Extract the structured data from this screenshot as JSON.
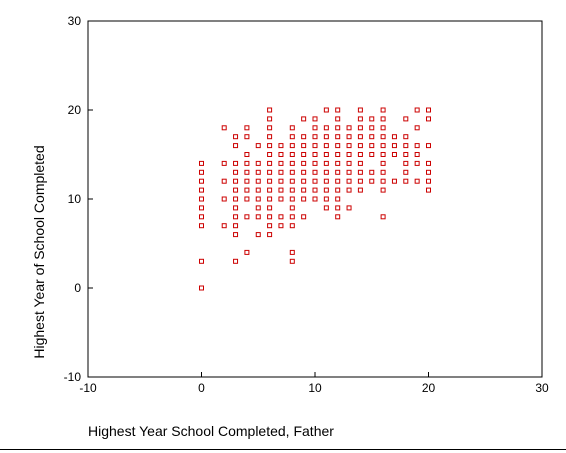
{
  "chart_data": {
    "type": "scatter",
    "title": "",
    "xlabel": "Highest Year School Completed, Father",
    "ylabel": "Highest Year of School Completed",
    "xlim": [
      -10,
      30
    ],
    "ylim": [
      -10,
      30
    ],
    "xticks": [
      -10,
      0,
      10,
      20,
      30
    ],
    "yticks": [
      -10,
      0,
      10,
      20,
      30
    ],
    "grid": false,
    "legend": "none",
    "marker": "hollow-square",
    "series_color": "#cc0000",
    "series": [
      {
        "points": [
          [
            0,
            0
          ],
          [
            0,
            3
          ],
          [
            0,
            7
          ],
          [
            0,
            8
          ],
          [
            0,
            9
          ],
          [
            0,
            10
          ],
          [
            0,
            11
          ],
          [
            0,
            12
          ],
          [
            0,
            13
          ],
          [
            0,
            14
          ],
          [
            2,
            7
          ],
          [
            2,
            10
          ],
          [
            2,
            12
          ],
          [
            2,
            14
          ],
          [
            2,
            18
          ],
          [
            3,
            3
          ],
          [
            3,
            6
          ],
          [
            3,
            7
          ],
          [
            3,
            8
          ],
          [
            3,
            9
          ],
          [
            3,
            10
          ],
          [
            3,
            11
          ],
          [
            3,
            12
          ],
          [
            3,
            13
          ],
          [
            3,
            14
          ],
          [
            3,
            16
          ],
          [
            3,
            17
          ],
          [
            4,
            4
          ],
          [
            4,
            8
          ],
          [
            4,
            10
          ],
          [
            4,
            11
          ],
          [
            4,
            12
          ],
          [
            4,
            13
          ],
          [
            4,
            14
          ],
          [
            4,
            15
          ],
          [
            4,
            17
          ],
          [
            4,
            18
          ],
          [
            5,
            6
          ],
          [
            5,
            8
          ],
          [
            5,
            9
          ],
          [
            5,
            10
          ],
          [
            5,
            11
          ],
          [
            5,
            12
          ],
          [
            5,
            13
          ],
          [
            5,
            14
          ],
          [
            5,
            16
          ],
          [
            6,
            6
          ],
          [
            6,
            7
          ],
          [
            6,
            8
          ],
          [
            6,
            9
          ],
          [
            6,
            10
          ],
          [
            6,
            11
          ],
          [
            6,
            12
          ],
          [
            6,
            13
          ],
          [
            6,
            14
          ],
          [
            6,
            15
          ],
          [
            6,
            16
          ],
          [
            6,
            17
          ],
          [
            6,
            18
          ],
          [
            6,
            19
          ],
          [
            6,
            20
          ],
          [
            7,
            7
          ],
          [
            7,
            8
          ],
          [
            7,
            10
          ],
          [
            7,
            11
          ],
          [
            7,
            12
          ],
          [
            7,
            13
          ],
          [
            7,
            14
          ],
          [
            7,
            15
          ],
          [
            7,
            16
          ],
          [
            8,
            3
          ],
          [
            8,
            4
          ],
          [
            8,
            7
          ],
          [
            8,
            8
          ],
          [
            8,
            9
          ],
          [
            8,
            10
          ],
          [
            8,
            11
          ],
          [
            8,
            12
          ],
          [
            8,
            13
          ],
          [
            8,
            14
          ],
          [
            8,
            15
          ],
          [
            8,
            16
          ],
          [
            8,
            17
          ],
          [
            8,
            18
          ],
          [
            9,
            8
          ],
          [
            9,
            10
          ],
          [
            9,
            11
          ],
          [
            9,
            12
          ],
          [
            9,
            13
          ],
          [
            9,
            14
          ],
          [
            9,
            15
          ],
          [
            9,
            16
          ],
          [
            9,
            17
          ],
          [
            9,
            19
          ],
          [
            10,
            10
          ],
          [
            10,
            11
          ],
          [
            10,
            12
          ],
          [
            10,
            13
          ],
          [
            10,
            14
          ],
          [
            10,
            15
          ],
          [
            10,
            16
          ],
          [
            10,
            17
          ],
          [
            10,
            18
          ],
          [
            10,
            19
          ],
          [
            11,
            9
          ],
          [
            11,
            10
          ],
          [
            11,
            11
          ],
          [
            11,
            12
          ],
          [
            11,
            13
          ],
          [
            11,
            14
          ],
          [
            11,
            15
          ],
          [
            11,
            16
          ],
          [
            11,
            17
          ],
          [
            11,
            18
          ],
          [
            11,
            20
          ],
          [
            12,
            8
          ],
          [
            12,
            9
          ],
          [
            12,
            10
          ],
          [
            12,
            11
          ],
          [
            12,
            12
          ],
          [
            12,
            13
          ],
          [
            12,
            14
          ],
          [
            12,
            15
          ],
          [
            12,
            16
          ],
          [
            12,
            17
          ],
          [
            12,
            18
          ],
          [
            12,
            19
          ],
          [
            12,
            20
          ],
          [
            13,
            9
          ],
          [
            13,
            11
          ],
          [
            13,
            12
          ],
          [
            13,
            13
          ],
          [
            13,
            14
          ],
          [
            13,
            15
          ],
          [
            13,
            16
          ],
          [
            13,
            17
          ],
          [
            13,
            18
          ],
          [
            14,
            11
          ],
          [
            14,
            12
          ],
          [
            14,
            13
          ],
          [
            14,
            14
          ],
          [
            14,
            15
          ],
          [
            14,
            16
          ],
          [
            14,
            17
          ],
          [
            14,
            18
          ],
          [
            14,
            19
          ],
          [
            14,
            20
          ],
          [
            15,
            12
          ],
          [
            15,
            13
          ],
          [
            15,
            15
          ],
          [
            15,
            16
          ],
          [
            15,
            17
          ],
          [
            15,
            18
          ],
          [
            15,
            19
          ],
          [
            16,
            8
          ],
          [
            16,
            11
          ],
          [
            16,
            12
          ],
          [
            16,
            13
          ],
          [
            16,
            14
          ],
          [
            16,
            15
          ],
          [
            16,
            16
          ],
          [
            16,
            17
          ],
          [
            16,
            18
          ],
          [
            16,
            19
          ],
          [
            16,
            20
          ],
          [
            17,
            12
          ],
          [
            17,
            15
          ],
          [
            17,
            16
          ],
          [
            17,
            17
          ],
          [
            18,
            12
          ],
          [
            18,
            13
          ],
          [
            18,
            14
          ],
          [
            18,
            15
          ],
          [
            18,
            16
          ],
          [
            18,
            17
          ],
          [
            18,
            19
          ],
          [
            19,
            12
          ],
          [
            19,
            14
          ],
          [
            19,
            15
          ],
          [
            19,
            16
          ],
          [
            19,
            18
          ],
          [
            19,
            20
          ],
          [
            20,
            11
          ],
          [
            20,
            12
          ],
          [
            20,
            13
          ],
          [
            20,
            14
          ],
          [
            20,
            16
          ],
          [
            20,
            19
          ],
          [
            20,
            20
          ]
        ]
      }
    ]
  }
}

WHAT YOU NEED TO DO:
Set down the lines of the records above exactly, apart from the pictures.

EXERCISE RESPONSE:
Extract the structured data from this screenshot as JSON.
{
  "chart_data": {
    "type": "scatter",
    "title": "",
    "xlabel": "Highest Year School Completed, Father",
    "ylabel": "Highest Year of School Completed",
    "xlim": [
      -10,
      30
    ],
    "ylim": [
      -10,
      30
    ],
    "xticks": [
      -10,
      0,
      10,
      20,
      30
    ],
    "yticks": [
      -10,
      0,
      10,
      20,
      30
    ],
    "grid": false,
    "legend": "none",
    "marker": "hollow-square",
    "series_color": "#cc0000",
    "series": [
      {
        "points": [
          [
            0,
            0
          ],
          [
            0,
            3
          ],
          [
            0,
            7
          ],
          [
            0,
            8
          ],
          [
            0,
            9
          ],
          [
            0,
            10
          ],
          [
            0,
            11
          ],
          [
            0,
            12
          ],
          [
            0,
            13
          ],
          [
            0,
            14
          ],
          [
            2,
            7
          ],
          [
            2,
            10
          ],
          [
            2,
            12
          ],
          [
            2,
            14
          ],
          [
            2,
            18
          ],
          [
            3,
            3
          ],
          [
            3,
            6
          ],
          [
            3,
            7
          ],
          [
            3,
            8
          ],
          [
            3,
            9
          ],
          [
            3,
            10
          ],
          [
            3,
            11
          ],
          [
            3,
            12
          ],
          [
            3,
            13
          ],
          [
            3,
            14
          ],
          [
            3,
            16
          ],
          [
            3,
            17
          ],
          [
            4,
            4
          ],
          [
            4,
            8
          ],
          [
            4,
            10
          ],
          [
            4,
            11
          ],
          [
            4,
            12
          ],
          [
            4,
            13
          ],
          [
            4,
            14
          ],
          [
            4,
            15
          ],
          [
            4,
            17
          ],
          [
            4,
            18
          ],
          [
            5,
            6
          ],
          [
            5,
            8
          ],
          [
            5,
            9
          ],
          [
            5,
            10
          ],
          [
            5,
            11
          ],
          [
            5,
            12
          ],
          [
            5,
            13
          ],
          [
            5,
            14
          ],
          [
            5,
            16
          ],
          [
            6,
            6
          ],
          [
            6,
            7
          ],
          [
            6,
            8
          ],
          [
            6,
            9
          ],
          [
            6,
            10
          ],
          [
            6,
            11
          ],
          [
            6,
            12
          ],
          [
            6,
            13
          ],
          [
            6,
            14
          ],
          [
            6,
            15
          ],
          [
            6,
            16
          ],
          [
            6,
            17
          ],
          [
            6,
            18
          ],
          [
            6,
            19
          ],
          [
            6,
            20
          ],
          [
            7,
            7
          ],
          [
            7,
            8
          ],
          [
            7,
            10
          ],
          [
            7,
            11
          ],
          [
            7,
            12
          ],
          [
            7,
            13
          ],
          [
            7,
            14
          ],
          [
            7,
            15
          ],
          [
            7,
            16
          ],
          [
            8,
            3
          ],
          [
            8,
            4
          ],
          [
            8,
            7
          ],
          [
            8,
            8
          ],
          [
            8,
            9
          ],
          [
            8,
            10
          ],
          [
            8,
            11
          ],
          [
            8,
            12
          ],
          [
            8,
            13
          ],
          [
            8,
            14
          ],
          [
            8,
            15
          ],
          [
            8,
            16
          ],
          [
            8,
            17
          ],
          [
            8,
            18
          ],
          [
            9,
            8
          ],
          [
            9,
            10
          ],
          [
            9,
            11
          ],
          [
            9,
            12
          ],
          [
            9,
            13
          ],
          [
            9,
            14
          ],
          [
            9,
            15
          ],
          [
            9,
            16
          ],
          [
            9,
            17
          ],
          [
            9,
            19
          ],
          [
            10,
            10
          ],
          [
            10,
            11
          ],
          [
            10,
            12
          ],
          [
            10,
            13
          ],
          [
            10,
            14
          ],
          [
            10,
            15
          ],
          [
            10,
            16
          ],
          [
            10,
            17
          ],
          [
            10,
            18
          ],
          [
            10,
            19
          ],
          [
            11,
            9
          ],
          [
            11,
            10
          ],
          [
            11,
            11
          ],
          [
            11,
            12
          ],
          [
            11,
            13
          ],
          [
            11,
            14
          ],
          [
            11,
            15
          ],
          [
            11,
            16
          ],
          [
            11,
            17
          ],
          [
            11,
            18
          ],
          [
            11,
            20
          ],
          [
            12,
            8
          ],
          [
            12,
            9
          ],
          [
            12,
            10
          ],
          [
            12,
            11
          ],
          [
            12,
            12
          ],
          [
            12,
            13
          ],
          [
            12,
            14
          ],
          [
            12,
            15
          ],
          [
            12,
            16
          ],
          [
            12,
            17
          ],
          [
            12,
            18
          ],
          [
            12,
            19
          ],
          [
            12,
            20
          ],
          [
            13,
            9
          ],
          [
            13,
            11
          ],
          [
            13,
            12
          ],
          [
            13,
            13
          ],
          [
            13,
            14
          ],
          [
            13,
            15
          ],
          [
            13,
            16
          ],
          [
            13,
            17
          ],
          [
            13,
            18
          ],
          [
            14,
            11
          ],
          [
            14,
            12
          ],
          [
            14,
            13
          ],
          [
            14,
            14
          ],
          [
            14,
            15
          ],
          [
            14,
            16
          ],
          [
            14,
            17
          ],
          [
            14,
            18
          ],
          [
            14,
            19
          ],
          [
            14,
            20
          ],
          [
            15,
            12
          ],
          [
            15,
            13
          ],
          [
            15,
            15
          ],
          [
            15,
            16
          ],
          [
            15,
            17
          ],
          [
            15,
            18
          ],
          [
            15,
            19
          ],
          [
            16,
            8
          ],
          [
            16,
            11
          ],
          [
            16,
            12
          ],
          [
            16,
            13
          ],
          [
            16,
            14
          ],
          [
            16,
            15
          ],
          [
            16,
            16
          ],
          [
            16,
            17
          ],
          [
            16,
            18
          ],
          [
            16,
            19
          ],
          [
            16,
            20
          ],
          [
            17,
            12
          ],
          [
            17,
            15
          ],
          [
            17,
            16
          ],
          [
            17,
            17
          ],
          [
            18,
            12
          ],
          [
            18,
            13
          ],
          [
            18,
            14
          ],
          [
            18,
            15
          ],
          [
            18,
            16
          ],
          [
            18,
            17
          ],
          [
            18,
            19
          ],
          [
            19,
            12
          ],
          [
            19,
            14
          ],
          [
            19,
            15
          ],
          [
            19,
            16
          ],
          [
            19,
            18
          ],
          [
            19,
            20
          ],
          [
            20,
            11
          ],
          [
            20,
            12
          ],
          [
            20,
            13
          ],
          [
            20,
            14
          ],
          [
            20,
            16
          ],
          [
            20,
            19
          ],
          [
            20,
            20
          ]
        ]
      }
    ]
  }
}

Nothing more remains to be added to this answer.